» What this task involves
Wherever a line holds the word "JSON", copy that line out.

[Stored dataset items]
____________
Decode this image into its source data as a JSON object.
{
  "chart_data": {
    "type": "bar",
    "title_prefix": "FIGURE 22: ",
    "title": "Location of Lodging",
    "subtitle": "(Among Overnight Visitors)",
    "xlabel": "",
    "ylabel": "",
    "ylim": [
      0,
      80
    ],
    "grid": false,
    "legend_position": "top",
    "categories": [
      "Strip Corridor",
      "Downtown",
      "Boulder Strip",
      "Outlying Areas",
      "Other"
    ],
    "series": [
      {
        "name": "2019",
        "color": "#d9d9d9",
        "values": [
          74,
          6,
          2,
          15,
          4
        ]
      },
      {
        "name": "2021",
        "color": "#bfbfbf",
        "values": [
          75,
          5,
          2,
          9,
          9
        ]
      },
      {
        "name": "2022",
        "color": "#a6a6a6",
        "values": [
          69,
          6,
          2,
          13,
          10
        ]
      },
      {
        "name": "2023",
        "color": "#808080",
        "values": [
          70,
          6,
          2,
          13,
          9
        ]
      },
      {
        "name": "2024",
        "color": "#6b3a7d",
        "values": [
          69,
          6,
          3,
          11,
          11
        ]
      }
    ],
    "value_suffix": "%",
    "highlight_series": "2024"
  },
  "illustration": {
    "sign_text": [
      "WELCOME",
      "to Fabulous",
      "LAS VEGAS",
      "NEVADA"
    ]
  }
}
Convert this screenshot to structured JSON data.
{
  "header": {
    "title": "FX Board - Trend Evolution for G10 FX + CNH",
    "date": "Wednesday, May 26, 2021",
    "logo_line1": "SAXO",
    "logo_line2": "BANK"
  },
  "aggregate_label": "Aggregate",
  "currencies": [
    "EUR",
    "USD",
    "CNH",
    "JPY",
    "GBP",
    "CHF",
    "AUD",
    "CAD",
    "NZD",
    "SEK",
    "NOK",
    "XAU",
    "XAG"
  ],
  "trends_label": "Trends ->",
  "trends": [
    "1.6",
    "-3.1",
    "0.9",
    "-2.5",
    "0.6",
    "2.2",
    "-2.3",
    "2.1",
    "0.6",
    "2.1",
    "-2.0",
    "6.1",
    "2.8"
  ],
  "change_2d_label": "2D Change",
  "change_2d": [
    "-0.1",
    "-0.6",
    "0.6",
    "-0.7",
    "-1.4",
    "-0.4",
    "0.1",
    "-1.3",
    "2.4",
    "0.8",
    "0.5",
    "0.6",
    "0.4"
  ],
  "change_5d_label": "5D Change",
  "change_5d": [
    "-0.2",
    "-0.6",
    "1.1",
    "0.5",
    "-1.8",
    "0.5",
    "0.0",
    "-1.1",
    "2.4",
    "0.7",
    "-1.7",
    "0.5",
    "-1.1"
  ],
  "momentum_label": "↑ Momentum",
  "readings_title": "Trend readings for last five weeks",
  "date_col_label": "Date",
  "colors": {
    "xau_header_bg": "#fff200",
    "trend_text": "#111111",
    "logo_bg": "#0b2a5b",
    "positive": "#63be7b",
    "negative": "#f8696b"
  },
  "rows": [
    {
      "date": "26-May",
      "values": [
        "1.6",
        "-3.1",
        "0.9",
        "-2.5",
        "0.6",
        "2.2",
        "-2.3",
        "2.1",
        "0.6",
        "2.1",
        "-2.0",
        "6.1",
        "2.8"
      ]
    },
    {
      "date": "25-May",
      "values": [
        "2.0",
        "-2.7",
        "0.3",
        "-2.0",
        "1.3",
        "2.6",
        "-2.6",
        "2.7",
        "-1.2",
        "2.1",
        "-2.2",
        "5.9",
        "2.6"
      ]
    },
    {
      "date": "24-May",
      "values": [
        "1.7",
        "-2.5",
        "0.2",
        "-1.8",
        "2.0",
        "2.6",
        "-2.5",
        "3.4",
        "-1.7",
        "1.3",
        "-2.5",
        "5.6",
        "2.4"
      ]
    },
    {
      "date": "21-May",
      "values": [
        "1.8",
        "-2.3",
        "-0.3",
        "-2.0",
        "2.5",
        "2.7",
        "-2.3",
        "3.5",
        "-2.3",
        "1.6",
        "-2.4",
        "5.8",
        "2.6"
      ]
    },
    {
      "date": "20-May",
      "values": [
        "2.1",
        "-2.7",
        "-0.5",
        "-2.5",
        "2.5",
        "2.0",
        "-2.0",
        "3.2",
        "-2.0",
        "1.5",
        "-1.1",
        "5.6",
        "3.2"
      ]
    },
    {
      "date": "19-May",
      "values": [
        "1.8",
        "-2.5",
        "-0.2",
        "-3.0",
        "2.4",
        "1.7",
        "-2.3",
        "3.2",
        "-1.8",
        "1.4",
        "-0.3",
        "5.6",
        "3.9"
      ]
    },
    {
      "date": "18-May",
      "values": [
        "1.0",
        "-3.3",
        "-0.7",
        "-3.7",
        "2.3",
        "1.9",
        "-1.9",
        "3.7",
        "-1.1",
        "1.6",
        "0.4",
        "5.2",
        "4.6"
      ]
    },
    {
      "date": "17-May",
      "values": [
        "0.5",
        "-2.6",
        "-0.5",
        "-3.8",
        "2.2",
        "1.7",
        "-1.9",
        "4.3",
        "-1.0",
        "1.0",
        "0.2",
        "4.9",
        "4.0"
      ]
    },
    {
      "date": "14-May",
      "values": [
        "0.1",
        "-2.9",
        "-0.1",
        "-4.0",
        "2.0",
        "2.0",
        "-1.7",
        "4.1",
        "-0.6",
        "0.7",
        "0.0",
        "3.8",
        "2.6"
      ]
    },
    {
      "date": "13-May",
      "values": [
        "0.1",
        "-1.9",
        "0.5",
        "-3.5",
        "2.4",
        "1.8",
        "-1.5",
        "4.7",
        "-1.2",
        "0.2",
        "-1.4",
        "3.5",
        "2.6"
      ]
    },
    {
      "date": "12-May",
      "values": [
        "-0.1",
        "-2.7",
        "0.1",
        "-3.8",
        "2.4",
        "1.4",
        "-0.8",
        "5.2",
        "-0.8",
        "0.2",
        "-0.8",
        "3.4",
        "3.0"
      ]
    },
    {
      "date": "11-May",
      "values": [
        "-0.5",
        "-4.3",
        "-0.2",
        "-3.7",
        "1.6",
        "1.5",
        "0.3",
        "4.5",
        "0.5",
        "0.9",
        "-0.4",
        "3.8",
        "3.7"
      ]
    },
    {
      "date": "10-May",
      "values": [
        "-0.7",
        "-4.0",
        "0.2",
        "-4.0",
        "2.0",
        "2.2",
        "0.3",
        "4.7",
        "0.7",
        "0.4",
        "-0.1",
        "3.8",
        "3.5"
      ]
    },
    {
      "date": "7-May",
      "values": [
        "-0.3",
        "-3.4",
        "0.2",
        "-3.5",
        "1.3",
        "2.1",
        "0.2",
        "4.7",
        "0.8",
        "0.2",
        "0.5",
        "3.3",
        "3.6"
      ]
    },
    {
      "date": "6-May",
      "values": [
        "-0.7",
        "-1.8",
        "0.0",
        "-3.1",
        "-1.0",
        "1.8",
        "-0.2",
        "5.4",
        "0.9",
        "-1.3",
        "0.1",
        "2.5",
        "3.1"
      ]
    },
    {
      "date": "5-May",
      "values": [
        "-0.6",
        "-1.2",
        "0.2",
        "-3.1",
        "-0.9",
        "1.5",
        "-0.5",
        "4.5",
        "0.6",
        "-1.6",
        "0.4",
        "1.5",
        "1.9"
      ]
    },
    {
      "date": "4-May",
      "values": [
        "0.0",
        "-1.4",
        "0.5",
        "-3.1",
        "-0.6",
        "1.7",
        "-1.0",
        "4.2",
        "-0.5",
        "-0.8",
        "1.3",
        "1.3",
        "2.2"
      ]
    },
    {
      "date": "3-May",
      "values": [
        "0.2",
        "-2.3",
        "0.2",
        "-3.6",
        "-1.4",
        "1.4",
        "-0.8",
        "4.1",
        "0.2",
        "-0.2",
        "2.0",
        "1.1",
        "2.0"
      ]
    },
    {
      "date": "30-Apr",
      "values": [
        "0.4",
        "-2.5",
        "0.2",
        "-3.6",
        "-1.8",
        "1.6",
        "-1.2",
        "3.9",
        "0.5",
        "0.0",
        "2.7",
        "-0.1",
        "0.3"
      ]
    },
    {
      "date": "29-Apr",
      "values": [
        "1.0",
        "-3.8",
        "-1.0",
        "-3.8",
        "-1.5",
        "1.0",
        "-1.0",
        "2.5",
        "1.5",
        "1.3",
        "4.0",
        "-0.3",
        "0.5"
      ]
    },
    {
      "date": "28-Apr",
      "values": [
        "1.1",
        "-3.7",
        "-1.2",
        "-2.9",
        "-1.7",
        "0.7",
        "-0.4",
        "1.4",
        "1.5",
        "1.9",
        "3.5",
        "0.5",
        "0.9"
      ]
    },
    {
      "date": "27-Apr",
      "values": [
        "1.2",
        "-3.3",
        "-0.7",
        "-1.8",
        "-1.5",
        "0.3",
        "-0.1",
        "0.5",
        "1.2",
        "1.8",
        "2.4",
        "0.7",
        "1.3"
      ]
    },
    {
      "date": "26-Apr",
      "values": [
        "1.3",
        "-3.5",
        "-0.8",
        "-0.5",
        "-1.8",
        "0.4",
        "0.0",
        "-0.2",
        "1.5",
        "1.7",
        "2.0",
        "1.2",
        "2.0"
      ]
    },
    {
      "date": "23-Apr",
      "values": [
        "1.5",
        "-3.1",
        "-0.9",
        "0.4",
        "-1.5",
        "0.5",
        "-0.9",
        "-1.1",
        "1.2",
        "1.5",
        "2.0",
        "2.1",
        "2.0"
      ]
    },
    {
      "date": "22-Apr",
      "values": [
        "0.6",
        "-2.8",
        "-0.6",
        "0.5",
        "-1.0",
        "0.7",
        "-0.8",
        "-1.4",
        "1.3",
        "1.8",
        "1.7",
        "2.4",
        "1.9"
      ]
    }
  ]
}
____________
» Written answer
Decode this image into its source data as a JSON object.
Convert this screenshot to structured JSON data.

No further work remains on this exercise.